- WHAT THE TASK REQUIRES: Please restate the following records word for word.

══ RAW DATA

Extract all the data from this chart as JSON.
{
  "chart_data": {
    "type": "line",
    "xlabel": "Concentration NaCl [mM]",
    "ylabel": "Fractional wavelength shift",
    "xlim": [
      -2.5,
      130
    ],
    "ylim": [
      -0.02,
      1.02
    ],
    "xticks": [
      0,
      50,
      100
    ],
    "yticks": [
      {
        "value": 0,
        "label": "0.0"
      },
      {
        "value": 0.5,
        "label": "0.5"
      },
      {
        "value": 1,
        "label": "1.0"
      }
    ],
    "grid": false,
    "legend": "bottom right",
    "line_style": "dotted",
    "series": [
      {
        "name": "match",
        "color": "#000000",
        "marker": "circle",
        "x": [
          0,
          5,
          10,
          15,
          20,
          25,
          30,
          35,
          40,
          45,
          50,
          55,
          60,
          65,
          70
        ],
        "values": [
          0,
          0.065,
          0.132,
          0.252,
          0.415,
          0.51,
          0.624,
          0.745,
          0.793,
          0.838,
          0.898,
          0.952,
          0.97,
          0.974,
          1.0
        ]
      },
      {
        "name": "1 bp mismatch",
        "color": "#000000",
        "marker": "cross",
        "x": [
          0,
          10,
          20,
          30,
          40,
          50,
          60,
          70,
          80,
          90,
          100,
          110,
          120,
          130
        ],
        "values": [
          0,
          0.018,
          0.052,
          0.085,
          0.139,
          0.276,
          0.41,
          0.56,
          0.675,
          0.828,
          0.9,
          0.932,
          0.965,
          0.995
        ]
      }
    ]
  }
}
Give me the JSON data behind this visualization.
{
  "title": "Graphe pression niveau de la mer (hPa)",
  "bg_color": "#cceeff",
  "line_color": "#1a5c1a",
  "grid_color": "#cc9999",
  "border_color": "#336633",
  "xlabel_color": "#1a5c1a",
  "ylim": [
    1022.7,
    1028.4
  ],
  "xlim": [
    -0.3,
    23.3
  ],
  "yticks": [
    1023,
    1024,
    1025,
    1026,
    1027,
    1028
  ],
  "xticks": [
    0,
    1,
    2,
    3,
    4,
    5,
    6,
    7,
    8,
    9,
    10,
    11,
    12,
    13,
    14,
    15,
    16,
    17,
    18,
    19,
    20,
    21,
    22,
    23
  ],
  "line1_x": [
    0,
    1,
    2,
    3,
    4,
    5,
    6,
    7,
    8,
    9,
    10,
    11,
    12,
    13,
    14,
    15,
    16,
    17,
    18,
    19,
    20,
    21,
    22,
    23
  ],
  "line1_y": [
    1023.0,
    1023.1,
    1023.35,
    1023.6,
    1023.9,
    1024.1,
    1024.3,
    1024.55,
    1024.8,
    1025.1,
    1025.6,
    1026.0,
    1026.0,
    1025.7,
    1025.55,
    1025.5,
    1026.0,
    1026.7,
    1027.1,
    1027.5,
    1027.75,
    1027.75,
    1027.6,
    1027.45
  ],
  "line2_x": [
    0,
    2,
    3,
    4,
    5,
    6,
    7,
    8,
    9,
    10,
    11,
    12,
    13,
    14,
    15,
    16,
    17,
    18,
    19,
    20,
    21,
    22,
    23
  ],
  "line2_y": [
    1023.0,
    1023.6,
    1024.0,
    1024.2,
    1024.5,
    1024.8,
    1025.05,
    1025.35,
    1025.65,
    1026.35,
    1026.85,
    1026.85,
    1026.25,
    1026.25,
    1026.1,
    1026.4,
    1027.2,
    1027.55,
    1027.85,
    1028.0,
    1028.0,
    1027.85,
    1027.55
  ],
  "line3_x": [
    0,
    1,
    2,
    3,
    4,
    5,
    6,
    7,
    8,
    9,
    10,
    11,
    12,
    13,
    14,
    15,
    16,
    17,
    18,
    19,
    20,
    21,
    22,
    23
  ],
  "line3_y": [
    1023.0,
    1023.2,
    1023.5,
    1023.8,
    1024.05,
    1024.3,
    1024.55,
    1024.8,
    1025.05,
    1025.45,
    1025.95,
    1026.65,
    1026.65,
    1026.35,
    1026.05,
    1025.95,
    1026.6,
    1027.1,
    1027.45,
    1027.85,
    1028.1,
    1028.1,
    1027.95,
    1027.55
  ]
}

════

- REPLY TO THE TASK:
Extract all the data from this chart as JSON.
{
  "chart_data": {
    "type": "line",
    "xlabel": "Concentration NaCl [mM]",
    "ylabel": "Fractional wavelength shift",
    "xlim": [
      -2.5,
      130
    ],
    "ylim": [
      -0.02,
      1.02
    ],
    "xticks": [
      0,
      50,
      100
    ],
    "yticks": [
      {
        "value": 0,
        "label": "0.0"
      },
      {
        "value": 0.5,
        "label": "0.5"
      },
      {
        "value": 1,
        "label": "1.0"
      }
    ],
    "grid": false,
    "legend": "bottom right",
    "line_style": "dotted",
    "series": [
      {
        "name": "match",
        "color": "#000000",
        "marker": "circle",
        "x": [
          0,
          5,
          10,
          15,
          20,
          25,
          30,
          35,
          40,
          45,
          50,
          55,
          60,
          65,
          70
        ],
        "values": [
          0,
          0.065,
          0.132,
          0.252,
          0.415,
          0.51,
          0.624,
          0.745,
          0.793,
          0.838,
          0.898,
          0.952,
          0.97,
          0.974,
          1.0
        ]
      },
      {
        "name": "1 bp mismatch",
        "color": "#000000",
        "marker": "cross",
        "x": [
          0,
          10,
          20,
          30,
          40,
          50,
          60,
          70,
          80,
          90,
          100,
          110,
          120,
          130
        ],
        "values": [
          0,
          0.018,
          0.052,
          0.085,
          0.139,
          0.276,
          0.41,
          0.56,
          0.675,
          0.828,
          0.9,
          0.932,
          0.965,
          0.995
        ]
      }
    ]
  }
}
Give me the JSON data behind this visualization.
{
  "title": "Graphe pression niveau de la mer (hPa)",
  "bg_color": "#cceeff",
  "line_color": "#1a5c1a",
  "grid_color": "#cc9999",
  "border_color": "#336633",
  "xlabel_color": "#1a5c1a",
  "ylim": [
    1022.7,
    1028.4
  ],
  "xlim": [
    -0.3,
    23.3
  ],
  "yticks": [
    1023,
    1024,
    1025,
    1026,
    1027,
    1028
  ],
  "xticks": [
    0,
    1,
    2,
    3,
    4,
    5,
    6,
    7,
    8,
    9,
    10,
    11,
    12,
    13,
    14,
    15,
    16,
    17,
    18,
    19,
    20,
    21,
    22,
    23
  ],
  "line1_x": [
    0,
    1,
    2,
    3,
    4,
    5,
    6,
    7,
    8,
    9,
    10,
    11,
    12,
    13,
    14,
    15,
    16,
    17,
    18,
    19,
    20,
    21,
    22,
    23
  ],
  "line1_y": [
    1023.0,
    1023.1,
    1023.35,
    1023.6,
    1023.9,
    1024.1,
    1024.3,
    1024.55,
    1024.8,
    1025.1,
    1025.6,
    1026.0,
    1026.0,
    1025.7,
    1025.55,
    1025.5,
    1026.0,
    1026.7,
    1027.1,
    1027.5,
    1027.75,
    1027.75,
    1027.6,
    1027.45
  ],
  "line2_x": [
    0,
    2,
    3,
    4,
    5,
    6,
    7,
    8,
    9,
    10,
    11,
    12,
    13,
    14,
    15,
    16,
    17,
    18,
    19,
    20,
    21,
    22,
    23
  ],
  "line2_y": [
    1023.0,
    1023.6,
    1024.0,
    1024.2,
    1024.5,
    1024.8,
    1025.05,
    1025.35,
    1025.65,
    1026.35,
    1026.85,
    1026.85,
    1026.25,
    1026.25,
    1026.1,
    1026.4,
    1027.2,
    1027.55,
    1027.85,
    1028.0,
    1028.0,
    1027.85,
    1027.55
  ],
  "line3_x": [
    0,
    1,
    2,
    3,
    4,
    5,
    6,
    7,
    8,
    9,
    10,
    11,
    12,
    13,
    14,
    15,
    16,
    17,
    18,
    19,
    20,
    21,
    22,
    23
  ],
  "line3_y": [
    1023.0,
    1023.2,
    1023.5,
    1023.8,
    1024.05,
    1024.3,
    1024.55,
    1024.8,
    1025.05,
    1025.45,
    1025.95,
    1026.65,
    1026.65,
    1026.35,
    1026.05,
    1025.95,
    1026.6,
    1027.1,
    1027.45,
    1027.85,
    1028.1,
    1028.1,
    1027.95,
    1027.55
  ]
}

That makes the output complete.